This commit addresses this by ensuring that SpEL ternary and Elvis
expressions are enclosed in parentheses in toStringAST().
Closes gh-29463
The antlr-based SpEL expression grammar file (SpringExpressions.g) was
introduced during initial development and prototyping of the Spring
Expression language; however, it was quickly abandoned in favor of a
handcrafted implementation. Consequently, it has become obsolete over
time and has never been actively maintained.
This commit therefore removes the obsolete SpEL expression grammar file.
Closes gh-28425
Attempting to create a large array in a SpEL expression can result in
an OutOfMemoryError. Although the JVM recovers from that, the error
message is not very helpful to the user.
This commit improves the diagnostics in SpEL for large array creation
by throwing a SpelEvaluationException with a meaningful error message
in order to improve diagnostics for the user.
Closes gh-28145
Prior to this commit, SpEL was able to recover from an error that
occurred while running a CompiledExpression; however, SpEL was not able
to recover from an error that occurred while compiling the expression
(such as a java.lang.VerifyError). The latter can occur when multiple
threads concurrently change types involved in the expression, such as
the concrete type of a custom variable registered via
EvaluationContext.setVariable(...), which can result in SpEL generating
invalid bytecode.
This commit addresses this issue by catching exceptions thrown while
compiling an expression and updating the `failedAttempts` and
`interpretedCount` counters accordingly. If an exception is caught
while operating in SpelCompilerMode.IMMEDIATE mode, the exception will
be propagated via a SpelEvaluationException with a new
SpelMessage.EXCEPTION_COMPILING_EXPRESSION error category.
Closes gh-28043
The test case is intended to be for the method 'withRootObject()', but
actually it's copied from the previous test method that does not use
'withRootObject()'.
This commit fixes the propertyReadWriteWithRootObject() test method in
PropertyAccessTests.
Closes gh-27905
This commit replaces the use of Collections.unmodifiableList/Set/Map
with the corresponding 'of(...)' factory methods introduced in Java 9.
::::
Your instructions: Check each statement against the commit messages and answer yes or no, quoting the exact words that decide it. 1. The SpEL expression grammar file was actively maintained over time. 2. Creating a large array in a SpEL expression now leads to a SpelEvaluationException with a meaningful error message. 3. Before the change, SpEL could recover from an error that occurred while compiling an expression.

Material shown:
::::
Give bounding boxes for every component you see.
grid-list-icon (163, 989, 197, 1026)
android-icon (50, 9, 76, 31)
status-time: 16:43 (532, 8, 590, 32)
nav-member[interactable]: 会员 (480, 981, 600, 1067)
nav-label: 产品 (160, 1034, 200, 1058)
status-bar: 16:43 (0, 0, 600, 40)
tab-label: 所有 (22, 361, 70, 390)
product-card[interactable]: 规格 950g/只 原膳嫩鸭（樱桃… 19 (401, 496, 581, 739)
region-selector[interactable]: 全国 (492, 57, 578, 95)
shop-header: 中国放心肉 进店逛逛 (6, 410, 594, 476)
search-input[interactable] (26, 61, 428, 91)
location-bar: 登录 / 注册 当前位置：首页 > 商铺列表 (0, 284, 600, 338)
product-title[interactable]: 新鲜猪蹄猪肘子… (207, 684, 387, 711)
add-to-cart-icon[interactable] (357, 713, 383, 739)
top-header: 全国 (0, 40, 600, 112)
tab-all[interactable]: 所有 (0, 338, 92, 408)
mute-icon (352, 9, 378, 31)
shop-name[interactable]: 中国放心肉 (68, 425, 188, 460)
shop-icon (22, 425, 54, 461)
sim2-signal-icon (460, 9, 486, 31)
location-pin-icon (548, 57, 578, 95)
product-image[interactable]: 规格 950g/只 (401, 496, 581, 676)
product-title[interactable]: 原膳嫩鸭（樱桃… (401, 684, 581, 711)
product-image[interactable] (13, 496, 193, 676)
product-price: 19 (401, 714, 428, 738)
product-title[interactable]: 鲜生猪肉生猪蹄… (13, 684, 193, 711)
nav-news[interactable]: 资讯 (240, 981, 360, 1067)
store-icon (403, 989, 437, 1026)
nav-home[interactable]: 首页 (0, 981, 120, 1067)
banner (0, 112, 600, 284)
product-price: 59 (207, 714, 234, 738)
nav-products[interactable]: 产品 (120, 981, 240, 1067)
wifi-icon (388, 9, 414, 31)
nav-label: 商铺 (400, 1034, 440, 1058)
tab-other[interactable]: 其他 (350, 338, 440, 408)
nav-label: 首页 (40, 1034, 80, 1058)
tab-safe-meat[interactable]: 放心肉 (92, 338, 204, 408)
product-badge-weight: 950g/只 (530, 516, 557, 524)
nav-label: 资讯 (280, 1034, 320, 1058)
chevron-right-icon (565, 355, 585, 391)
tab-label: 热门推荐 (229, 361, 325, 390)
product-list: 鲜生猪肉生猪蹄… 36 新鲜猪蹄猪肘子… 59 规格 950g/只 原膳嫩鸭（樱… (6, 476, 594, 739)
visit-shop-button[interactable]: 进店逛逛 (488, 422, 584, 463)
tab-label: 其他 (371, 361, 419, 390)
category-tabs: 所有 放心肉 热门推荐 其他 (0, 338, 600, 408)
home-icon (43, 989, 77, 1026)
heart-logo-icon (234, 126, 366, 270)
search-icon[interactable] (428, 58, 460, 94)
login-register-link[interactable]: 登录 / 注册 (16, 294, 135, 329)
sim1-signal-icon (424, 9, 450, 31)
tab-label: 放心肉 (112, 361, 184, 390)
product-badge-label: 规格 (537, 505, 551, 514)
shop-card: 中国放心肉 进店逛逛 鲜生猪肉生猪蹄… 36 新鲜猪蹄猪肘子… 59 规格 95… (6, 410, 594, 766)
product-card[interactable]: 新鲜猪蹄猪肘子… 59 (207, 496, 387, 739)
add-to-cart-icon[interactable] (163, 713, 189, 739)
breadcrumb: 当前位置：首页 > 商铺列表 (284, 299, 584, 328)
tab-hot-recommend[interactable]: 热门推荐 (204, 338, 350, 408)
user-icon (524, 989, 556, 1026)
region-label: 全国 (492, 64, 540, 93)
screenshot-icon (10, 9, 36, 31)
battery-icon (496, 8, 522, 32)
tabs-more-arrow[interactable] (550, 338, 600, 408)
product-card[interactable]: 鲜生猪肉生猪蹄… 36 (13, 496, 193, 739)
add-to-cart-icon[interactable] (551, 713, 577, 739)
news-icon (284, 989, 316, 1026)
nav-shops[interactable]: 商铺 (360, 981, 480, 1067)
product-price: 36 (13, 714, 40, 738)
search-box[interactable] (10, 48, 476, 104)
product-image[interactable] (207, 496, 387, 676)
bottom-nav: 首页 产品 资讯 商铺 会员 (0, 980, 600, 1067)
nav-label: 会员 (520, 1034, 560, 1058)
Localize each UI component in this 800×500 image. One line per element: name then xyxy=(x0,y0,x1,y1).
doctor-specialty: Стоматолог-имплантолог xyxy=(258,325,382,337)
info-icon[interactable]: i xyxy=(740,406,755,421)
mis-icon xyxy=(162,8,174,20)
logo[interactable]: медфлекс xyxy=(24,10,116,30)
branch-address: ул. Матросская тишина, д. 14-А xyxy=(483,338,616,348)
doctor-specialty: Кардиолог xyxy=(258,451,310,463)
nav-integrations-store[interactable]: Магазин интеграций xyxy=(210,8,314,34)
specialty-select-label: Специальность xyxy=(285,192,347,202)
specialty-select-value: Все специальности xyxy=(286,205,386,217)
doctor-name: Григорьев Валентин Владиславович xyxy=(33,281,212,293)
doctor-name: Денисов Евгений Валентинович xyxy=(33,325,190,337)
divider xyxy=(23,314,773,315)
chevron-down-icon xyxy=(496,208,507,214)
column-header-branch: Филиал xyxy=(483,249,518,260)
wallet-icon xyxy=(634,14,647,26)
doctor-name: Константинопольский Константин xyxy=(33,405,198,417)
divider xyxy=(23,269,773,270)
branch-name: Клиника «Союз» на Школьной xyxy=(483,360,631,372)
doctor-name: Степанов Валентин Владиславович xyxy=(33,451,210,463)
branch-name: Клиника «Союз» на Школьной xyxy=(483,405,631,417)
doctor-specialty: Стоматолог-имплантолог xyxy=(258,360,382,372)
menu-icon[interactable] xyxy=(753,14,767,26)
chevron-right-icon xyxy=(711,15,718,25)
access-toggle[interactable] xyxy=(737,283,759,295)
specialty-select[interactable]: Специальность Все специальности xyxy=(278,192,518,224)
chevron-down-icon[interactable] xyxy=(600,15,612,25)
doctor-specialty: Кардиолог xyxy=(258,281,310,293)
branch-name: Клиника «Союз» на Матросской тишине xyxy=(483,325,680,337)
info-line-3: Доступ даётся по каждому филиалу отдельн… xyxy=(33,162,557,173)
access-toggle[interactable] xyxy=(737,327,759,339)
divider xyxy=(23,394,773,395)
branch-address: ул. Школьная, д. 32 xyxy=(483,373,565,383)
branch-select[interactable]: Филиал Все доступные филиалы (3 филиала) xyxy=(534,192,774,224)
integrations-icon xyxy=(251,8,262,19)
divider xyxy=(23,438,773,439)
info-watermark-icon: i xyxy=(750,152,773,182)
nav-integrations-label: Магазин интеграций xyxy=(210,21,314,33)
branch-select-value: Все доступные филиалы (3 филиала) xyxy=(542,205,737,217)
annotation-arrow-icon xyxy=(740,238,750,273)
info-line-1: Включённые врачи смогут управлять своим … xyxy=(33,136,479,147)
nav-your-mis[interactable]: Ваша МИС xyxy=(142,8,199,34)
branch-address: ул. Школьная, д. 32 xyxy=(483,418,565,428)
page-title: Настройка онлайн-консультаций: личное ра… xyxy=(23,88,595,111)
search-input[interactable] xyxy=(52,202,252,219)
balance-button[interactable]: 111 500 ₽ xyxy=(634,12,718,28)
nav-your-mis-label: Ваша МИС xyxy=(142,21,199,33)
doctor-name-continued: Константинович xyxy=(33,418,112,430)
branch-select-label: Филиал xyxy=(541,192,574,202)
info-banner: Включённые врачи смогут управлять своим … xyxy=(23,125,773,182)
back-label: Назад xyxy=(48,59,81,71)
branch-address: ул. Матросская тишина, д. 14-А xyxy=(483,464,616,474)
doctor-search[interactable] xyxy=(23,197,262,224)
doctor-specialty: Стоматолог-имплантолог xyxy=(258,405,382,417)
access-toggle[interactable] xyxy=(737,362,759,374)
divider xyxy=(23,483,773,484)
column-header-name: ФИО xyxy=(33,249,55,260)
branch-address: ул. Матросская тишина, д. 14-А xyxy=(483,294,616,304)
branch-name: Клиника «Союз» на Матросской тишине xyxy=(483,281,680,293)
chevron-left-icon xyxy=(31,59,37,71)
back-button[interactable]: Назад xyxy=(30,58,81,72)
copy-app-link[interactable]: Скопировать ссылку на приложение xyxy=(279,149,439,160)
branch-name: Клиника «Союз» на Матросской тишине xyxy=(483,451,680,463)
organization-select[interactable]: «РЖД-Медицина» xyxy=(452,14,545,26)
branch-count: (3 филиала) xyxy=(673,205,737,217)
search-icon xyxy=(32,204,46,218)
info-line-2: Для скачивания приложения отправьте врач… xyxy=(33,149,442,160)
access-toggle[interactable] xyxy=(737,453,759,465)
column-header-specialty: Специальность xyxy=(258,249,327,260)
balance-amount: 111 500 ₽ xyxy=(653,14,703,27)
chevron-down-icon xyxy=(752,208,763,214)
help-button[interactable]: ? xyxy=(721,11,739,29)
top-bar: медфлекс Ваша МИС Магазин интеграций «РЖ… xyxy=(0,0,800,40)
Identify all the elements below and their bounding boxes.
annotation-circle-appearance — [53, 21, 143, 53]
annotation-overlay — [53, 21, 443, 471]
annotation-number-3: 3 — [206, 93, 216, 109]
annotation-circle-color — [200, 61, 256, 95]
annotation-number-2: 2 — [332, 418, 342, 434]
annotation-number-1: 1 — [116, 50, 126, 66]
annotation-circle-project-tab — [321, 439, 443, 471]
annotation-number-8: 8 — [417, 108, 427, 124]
::::
Task solution:
1. No: "has never been actively maintained."
2. Yes: "by throwing a SpelEvaluationException with a meaningful error message"
3. No: "SpEL was not able to recover from an error that occurred while compiling the expression"